◆ **WHAT YOU HAVE TO DO**
Locate the lines that hold the string "required". Copy every such line.

:: INPUT MATERIAL ::

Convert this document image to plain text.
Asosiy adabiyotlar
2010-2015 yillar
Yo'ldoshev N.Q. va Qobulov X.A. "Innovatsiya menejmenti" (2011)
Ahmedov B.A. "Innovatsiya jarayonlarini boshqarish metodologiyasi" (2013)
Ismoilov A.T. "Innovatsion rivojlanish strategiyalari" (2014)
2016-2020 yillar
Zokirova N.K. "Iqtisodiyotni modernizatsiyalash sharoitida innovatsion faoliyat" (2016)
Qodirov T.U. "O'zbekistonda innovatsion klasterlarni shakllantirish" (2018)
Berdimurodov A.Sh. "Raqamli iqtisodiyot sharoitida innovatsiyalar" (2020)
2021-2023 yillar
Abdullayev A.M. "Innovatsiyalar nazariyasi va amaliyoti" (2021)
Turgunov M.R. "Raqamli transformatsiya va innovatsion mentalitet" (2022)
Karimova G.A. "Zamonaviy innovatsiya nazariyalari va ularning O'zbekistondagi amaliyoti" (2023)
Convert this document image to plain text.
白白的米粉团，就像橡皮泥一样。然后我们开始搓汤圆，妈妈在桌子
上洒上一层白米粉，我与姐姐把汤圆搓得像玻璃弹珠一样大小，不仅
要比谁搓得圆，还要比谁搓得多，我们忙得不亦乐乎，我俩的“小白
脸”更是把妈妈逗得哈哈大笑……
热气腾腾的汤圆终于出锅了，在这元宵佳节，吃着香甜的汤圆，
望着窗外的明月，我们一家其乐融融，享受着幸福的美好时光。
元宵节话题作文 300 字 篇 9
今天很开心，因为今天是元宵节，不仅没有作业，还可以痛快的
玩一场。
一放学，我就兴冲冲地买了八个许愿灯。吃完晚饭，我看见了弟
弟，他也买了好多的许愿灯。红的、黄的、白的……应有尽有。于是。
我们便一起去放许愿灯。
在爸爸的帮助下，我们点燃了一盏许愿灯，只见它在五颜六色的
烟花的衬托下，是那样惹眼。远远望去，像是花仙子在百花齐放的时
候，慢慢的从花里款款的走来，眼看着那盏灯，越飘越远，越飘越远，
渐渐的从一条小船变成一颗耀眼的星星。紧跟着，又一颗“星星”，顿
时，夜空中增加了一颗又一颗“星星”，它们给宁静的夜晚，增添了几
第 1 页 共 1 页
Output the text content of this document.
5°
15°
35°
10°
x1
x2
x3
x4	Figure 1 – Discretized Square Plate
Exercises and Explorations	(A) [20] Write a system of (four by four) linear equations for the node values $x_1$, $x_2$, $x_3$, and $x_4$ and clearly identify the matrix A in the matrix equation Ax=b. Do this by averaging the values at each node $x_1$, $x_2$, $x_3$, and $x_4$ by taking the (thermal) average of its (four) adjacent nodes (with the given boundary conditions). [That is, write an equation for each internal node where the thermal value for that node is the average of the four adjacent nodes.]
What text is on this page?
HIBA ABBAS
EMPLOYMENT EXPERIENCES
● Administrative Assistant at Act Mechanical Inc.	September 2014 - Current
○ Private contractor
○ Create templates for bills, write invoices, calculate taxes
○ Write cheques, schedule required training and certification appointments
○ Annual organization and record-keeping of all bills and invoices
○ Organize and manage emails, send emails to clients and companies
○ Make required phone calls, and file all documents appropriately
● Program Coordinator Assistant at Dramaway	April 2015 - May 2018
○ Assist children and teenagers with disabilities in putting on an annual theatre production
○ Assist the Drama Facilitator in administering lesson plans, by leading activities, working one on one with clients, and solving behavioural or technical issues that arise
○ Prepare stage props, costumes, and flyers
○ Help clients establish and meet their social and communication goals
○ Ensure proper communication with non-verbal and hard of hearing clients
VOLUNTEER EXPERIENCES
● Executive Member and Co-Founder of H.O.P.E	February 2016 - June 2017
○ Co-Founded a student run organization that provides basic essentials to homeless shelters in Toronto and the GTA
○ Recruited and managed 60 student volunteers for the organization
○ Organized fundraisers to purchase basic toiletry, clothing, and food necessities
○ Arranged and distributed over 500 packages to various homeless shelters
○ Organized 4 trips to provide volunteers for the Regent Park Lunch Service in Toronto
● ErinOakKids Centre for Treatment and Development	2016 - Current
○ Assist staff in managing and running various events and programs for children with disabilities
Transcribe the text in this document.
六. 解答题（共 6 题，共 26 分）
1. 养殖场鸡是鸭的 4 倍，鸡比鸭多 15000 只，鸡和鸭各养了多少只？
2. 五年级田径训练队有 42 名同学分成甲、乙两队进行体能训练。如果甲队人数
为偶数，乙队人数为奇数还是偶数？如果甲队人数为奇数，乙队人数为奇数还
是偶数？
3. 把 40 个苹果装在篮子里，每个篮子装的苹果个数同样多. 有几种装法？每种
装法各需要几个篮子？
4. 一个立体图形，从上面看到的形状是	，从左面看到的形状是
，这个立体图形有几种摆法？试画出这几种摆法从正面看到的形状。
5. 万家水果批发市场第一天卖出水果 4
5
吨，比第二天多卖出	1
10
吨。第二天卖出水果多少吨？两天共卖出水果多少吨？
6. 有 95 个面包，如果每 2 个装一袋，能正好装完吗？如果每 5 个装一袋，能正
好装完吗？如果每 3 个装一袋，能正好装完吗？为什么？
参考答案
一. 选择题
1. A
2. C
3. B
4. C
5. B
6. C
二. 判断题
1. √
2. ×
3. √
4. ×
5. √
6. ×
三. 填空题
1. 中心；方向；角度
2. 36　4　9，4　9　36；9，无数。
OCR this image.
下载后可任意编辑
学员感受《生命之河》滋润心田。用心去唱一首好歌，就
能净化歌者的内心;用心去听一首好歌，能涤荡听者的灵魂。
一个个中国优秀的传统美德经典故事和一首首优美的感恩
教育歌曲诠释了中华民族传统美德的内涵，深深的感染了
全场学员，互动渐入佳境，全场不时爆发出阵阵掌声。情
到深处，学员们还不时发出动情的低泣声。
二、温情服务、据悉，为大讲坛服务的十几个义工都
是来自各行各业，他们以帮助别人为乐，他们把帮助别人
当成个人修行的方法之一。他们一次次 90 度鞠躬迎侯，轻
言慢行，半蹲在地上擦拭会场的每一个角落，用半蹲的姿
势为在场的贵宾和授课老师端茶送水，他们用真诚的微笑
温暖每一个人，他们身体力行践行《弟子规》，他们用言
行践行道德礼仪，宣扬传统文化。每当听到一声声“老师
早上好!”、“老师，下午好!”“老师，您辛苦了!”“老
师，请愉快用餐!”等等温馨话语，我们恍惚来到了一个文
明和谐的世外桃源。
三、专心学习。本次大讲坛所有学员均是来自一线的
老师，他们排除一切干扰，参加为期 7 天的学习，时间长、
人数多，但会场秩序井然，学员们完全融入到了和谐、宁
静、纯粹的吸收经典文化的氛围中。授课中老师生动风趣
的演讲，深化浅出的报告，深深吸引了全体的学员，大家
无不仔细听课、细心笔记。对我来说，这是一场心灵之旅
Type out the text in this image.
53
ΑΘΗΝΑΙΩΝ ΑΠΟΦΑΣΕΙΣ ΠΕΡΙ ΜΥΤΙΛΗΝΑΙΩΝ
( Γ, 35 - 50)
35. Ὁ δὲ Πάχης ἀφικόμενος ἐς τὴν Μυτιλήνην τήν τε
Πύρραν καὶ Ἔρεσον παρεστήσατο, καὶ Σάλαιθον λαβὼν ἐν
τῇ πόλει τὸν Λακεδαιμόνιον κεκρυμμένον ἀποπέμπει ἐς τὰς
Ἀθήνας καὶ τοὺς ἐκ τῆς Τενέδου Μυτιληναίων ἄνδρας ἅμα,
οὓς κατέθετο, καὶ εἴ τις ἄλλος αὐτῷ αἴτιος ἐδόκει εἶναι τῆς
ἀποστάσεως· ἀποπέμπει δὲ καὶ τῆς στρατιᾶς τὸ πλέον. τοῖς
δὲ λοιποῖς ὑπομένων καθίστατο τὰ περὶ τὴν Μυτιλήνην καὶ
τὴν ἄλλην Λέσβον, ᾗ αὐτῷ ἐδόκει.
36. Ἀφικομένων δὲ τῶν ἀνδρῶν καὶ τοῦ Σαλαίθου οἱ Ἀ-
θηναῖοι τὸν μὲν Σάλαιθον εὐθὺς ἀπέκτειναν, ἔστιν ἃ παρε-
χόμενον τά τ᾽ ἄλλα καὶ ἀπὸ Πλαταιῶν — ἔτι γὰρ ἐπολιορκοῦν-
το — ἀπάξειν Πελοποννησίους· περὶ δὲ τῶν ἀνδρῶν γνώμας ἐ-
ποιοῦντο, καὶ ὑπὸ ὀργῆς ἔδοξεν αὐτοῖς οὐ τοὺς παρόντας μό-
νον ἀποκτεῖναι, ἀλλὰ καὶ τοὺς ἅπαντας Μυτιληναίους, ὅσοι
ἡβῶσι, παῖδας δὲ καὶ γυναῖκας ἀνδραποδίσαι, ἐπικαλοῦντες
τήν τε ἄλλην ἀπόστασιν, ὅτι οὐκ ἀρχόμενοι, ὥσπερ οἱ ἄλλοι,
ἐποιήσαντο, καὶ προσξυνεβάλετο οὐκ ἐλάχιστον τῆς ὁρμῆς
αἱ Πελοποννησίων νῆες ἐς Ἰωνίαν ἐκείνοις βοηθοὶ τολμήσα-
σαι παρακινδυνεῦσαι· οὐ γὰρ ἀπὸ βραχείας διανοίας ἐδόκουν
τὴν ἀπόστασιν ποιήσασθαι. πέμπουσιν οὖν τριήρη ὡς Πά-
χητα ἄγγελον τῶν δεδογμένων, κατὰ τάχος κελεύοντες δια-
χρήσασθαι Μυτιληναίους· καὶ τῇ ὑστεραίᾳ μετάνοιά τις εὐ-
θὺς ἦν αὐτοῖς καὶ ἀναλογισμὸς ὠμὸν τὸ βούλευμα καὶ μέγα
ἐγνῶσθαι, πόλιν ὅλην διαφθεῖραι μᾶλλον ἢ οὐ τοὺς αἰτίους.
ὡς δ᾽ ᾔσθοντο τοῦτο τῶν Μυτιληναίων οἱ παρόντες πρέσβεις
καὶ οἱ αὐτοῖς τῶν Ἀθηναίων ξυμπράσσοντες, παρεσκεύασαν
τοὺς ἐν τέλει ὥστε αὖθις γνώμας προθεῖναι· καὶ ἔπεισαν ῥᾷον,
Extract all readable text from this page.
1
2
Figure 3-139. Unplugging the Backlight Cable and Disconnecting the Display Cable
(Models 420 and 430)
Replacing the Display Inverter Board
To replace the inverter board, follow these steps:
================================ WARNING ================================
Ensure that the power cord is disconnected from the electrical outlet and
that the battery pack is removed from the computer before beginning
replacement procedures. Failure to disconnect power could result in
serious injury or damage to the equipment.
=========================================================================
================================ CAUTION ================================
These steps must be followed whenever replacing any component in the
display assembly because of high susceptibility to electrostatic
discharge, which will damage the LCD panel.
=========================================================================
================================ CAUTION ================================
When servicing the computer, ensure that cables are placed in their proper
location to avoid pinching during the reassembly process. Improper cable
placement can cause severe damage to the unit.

:::

◆ **SOLUTION TO THIS PROBLEM**
○ Write cheques, schedule required training and certification appointments
○ Make required phone calls, and file all documents appropriately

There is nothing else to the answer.